▶ _Recorded data_
* start *
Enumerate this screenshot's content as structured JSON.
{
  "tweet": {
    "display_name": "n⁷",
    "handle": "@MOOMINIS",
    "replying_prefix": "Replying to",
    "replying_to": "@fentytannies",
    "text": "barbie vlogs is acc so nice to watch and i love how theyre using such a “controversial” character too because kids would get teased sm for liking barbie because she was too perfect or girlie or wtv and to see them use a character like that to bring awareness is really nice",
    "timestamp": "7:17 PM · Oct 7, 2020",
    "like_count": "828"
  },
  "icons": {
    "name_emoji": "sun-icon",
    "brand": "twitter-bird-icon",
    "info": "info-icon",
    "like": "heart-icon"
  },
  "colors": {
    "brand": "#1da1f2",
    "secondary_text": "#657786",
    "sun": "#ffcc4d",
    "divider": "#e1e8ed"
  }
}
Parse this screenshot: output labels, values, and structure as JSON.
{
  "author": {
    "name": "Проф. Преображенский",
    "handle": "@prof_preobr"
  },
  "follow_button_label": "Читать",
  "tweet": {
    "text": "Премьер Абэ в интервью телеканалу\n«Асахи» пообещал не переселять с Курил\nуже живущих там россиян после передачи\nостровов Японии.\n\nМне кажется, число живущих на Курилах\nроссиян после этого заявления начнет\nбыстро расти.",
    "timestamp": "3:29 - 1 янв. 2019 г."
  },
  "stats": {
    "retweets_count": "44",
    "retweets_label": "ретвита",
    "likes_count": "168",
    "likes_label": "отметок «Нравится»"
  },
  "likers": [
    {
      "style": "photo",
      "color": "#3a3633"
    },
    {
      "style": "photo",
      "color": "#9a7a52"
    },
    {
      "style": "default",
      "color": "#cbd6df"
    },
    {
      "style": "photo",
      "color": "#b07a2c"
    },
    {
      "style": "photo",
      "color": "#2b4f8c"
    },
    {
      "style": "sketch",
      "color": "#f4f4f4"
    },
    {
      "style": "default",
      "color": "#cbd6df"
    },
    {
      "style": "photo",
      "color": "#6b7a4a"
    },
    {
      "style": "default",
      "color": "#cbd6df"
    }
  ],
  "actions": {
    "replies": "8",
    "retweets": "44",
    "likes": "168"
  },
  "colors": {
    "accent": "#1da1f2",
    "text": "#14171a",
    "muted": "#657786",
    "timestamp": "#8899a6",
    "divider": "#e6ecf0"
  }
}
* end *
▶ _Exercise requirements_
Repeat every record, keeping each word and mark exactly as it is.

▶ _Solution for this problem_
Enumerate this screenshot's content as structured JSON.
{
  "tweet": {
    "display_name": "n⁷",
    "handle": "@MOOMINIS",
    "replying_prefix": "Replying to",
    "replying_to": "@fentytannies",
    "text": "barbie vlogs is acc so nice to watch and i love how theyre using such a “controversial” character too because kids would get teased sm for liking barbie because she was too perfect or girlie or wtv and to see them use a character like that to bring awareness is really nice",
    "timestamp": "7:17 PM · Oct 7, 2020",
    "like_count": "828"
  },
  "icons": {
    "name_emoji": "sun-icon",
    "brand": "twitter-bird-icon",
    "info": "info-icon",
    "like": "heart-icon"
  },
  "colors": {
    "brand": "#1da1f2",
    "secondary_text": "#657786",
    "sun": "#ffcc4d",
    "divider": "#e1e8ed"
  }
}
Parse this screenshot: output labels, values, and structure as JSON.
{
  "author": {
    "name": "Проф. Преображенский",
    "handle": "@prof_preobr"
  },
  "follow_button_label": "Читать",
  "tweet": {
    "text": "Премьер Абэ в интервью телеканалу\n«Асахи» пообещал не переселять с Курил\nуже живущих там россиян после передачи\nостровов Японии.\n\nМне кажется, число живущих на Курилах\nроссиян после этого заявления начнет\nбыстро расти.",
    "timestamp": "3:29 - 1 янв. 2019 г."
  },
  "stats": {
    "retweets_count": "44",
    "retweets_label": "ретвита",
    "likes_count": "168",
    "likes_label": "отметок «Нравится»"
  },
  "likers": [
    {
      "style": "photo",
      "color": "#3a3633"
    },
    {
      "style": "photo",
      "color": "#9a7a52"
    },
    {
      "style": "default",
      "color": "#cbd6df"
    },
    {
      "style": "photo",
      "color": "#b07a2c"
    },
    {
      "style": "photo",
      "color": "#2b4f8c"
    },
    {
      "style": "sketch",
      "color": "#f4f4f4"
    },
    {
      "style": "default",
      "color": "#cbd6df"
    },
    {
      "style": "photo",
      "color": "#6b7a4a"
    },
    {
      "style": "default",
      "color": "#cbd6df"
    }
  ],
  "actions": {
    "replies": "8",
    "retweets": "44",
    "likes": "168"
  },
  "colors": {
    "accent": "#1da1f2",
    "text": "#14171a",
    "muted": "#657786",
    "timestamp": "#8899a6",
    "divider": "#e6ecf0"
  }
}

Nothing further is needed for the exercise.